[Lines of data]
====================
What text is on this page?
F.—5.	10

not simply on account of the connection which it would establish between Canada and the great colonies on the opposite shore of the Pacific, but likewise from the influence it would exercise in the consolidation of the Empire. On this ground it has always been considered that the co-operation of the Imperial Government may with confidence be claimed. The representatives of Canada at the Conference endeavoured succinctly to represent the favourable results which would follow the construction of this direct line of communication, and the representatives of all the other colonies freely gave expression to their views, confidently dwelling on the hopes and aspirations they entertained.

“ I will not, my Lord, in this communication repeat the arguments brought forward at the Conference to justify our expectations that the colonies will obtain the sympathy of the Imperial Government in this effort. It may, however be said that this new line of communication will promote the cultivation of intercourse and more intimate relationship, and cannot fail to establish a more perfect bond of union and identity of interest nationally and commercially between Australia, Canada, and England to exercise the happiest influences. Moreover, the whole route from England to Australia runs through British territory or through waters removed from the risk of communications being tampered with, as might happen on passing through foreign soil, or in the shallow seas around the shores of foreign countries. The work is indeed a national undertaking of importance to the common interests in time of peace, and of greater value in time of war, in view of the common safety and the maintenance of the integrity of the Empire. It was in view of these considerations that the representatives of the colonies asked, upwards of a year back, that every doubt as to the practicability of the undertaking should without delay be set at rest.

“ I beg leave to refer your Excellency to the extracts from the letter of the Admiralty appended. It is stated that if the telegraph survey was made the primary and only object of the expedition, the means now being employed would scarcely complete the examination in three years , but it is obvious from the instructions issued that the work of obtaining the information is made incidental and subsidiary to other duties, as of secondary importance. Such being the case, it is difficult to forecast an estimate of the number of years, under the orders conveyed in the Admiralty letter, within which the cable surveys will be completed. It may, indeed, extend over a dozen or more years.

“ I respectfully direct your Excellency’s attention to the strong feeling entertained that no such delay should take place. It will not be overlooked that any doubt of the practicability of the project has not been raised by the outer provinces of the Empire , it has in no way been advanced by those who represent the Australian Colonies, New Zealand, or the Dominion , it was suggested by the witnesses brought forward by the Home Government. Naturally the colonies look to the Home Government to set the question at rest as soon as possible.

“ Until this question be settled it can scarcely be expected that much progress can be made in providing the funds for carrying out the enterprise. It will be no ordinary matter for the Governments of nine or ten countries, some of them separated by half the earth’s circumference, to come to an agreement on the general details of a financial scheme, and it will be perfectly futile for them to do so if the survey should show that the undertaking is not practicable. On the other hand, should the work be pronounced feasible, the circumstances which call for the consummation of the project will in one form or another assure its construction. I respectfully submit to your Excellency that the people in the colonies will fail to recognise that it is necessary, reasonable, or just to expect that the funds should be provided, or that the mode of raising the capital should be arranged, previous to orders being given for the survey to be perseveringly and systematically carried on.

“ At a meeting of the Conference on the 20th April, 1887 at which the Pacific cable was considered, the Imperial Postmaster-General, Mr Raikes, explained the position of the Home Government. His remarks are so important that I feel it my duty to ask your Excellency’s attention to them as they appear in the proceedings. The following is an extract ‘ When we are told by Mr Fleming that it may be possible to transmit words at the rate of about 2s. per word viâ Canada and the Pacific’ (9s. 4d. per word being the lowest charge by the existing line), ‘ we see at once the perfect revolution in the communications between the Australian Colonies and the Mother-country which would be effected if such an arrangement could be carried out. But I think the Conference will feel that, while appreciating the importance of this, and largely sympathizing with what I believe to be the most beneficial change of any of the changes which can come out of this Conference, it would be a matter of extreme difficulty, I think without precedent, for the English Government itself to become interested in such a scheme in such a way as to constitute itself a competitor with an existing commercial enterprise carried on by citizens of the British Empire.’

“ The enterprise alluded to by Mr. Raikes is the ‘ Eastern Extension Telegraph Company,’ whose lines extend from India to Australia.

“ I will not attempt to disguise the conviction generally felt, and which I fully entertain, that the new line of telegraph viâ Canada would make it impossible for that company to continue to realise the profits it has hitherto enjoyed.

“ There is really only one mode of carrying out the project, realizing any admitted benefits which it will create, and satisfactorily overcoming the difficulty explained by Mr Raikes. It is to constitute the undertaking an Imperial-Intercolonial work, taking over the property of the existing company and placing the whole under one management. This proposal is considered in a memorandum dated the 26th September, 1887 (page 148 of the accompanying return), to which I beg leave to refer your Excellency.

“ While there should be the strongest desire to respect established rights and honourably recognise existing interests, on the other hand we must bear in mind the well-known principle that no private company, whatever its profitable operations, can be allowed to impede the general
====================
= EXERCISE PROMPT =
Scan the listing above. Gather each line that contains the word "extend".

= SOLUTION =
“ I beg leave to refer your Excellency to the extracts from the letter of the Admiralty appended. It is stated that if the telegraph survey was made the primary and only object of the expedition, the means now being employed would scarcely complete the examination in three years , but it is obvious from the instructions issued that the work of obtaining the information is made incidental and subsidiary to other duties, as of secondary importance. Such being the case, it is difficult to forecast an estimate of the number of years, under the orders conveyed in the Admiralty letter, within which the cable surveys will be completed. It may, indeed, extend over a dozen or more years.
“ The enterprise alluded to by Mr. Raikes is the ‘ Eastern Extension Telegraph Company,’ whose lines extend from India to Australia.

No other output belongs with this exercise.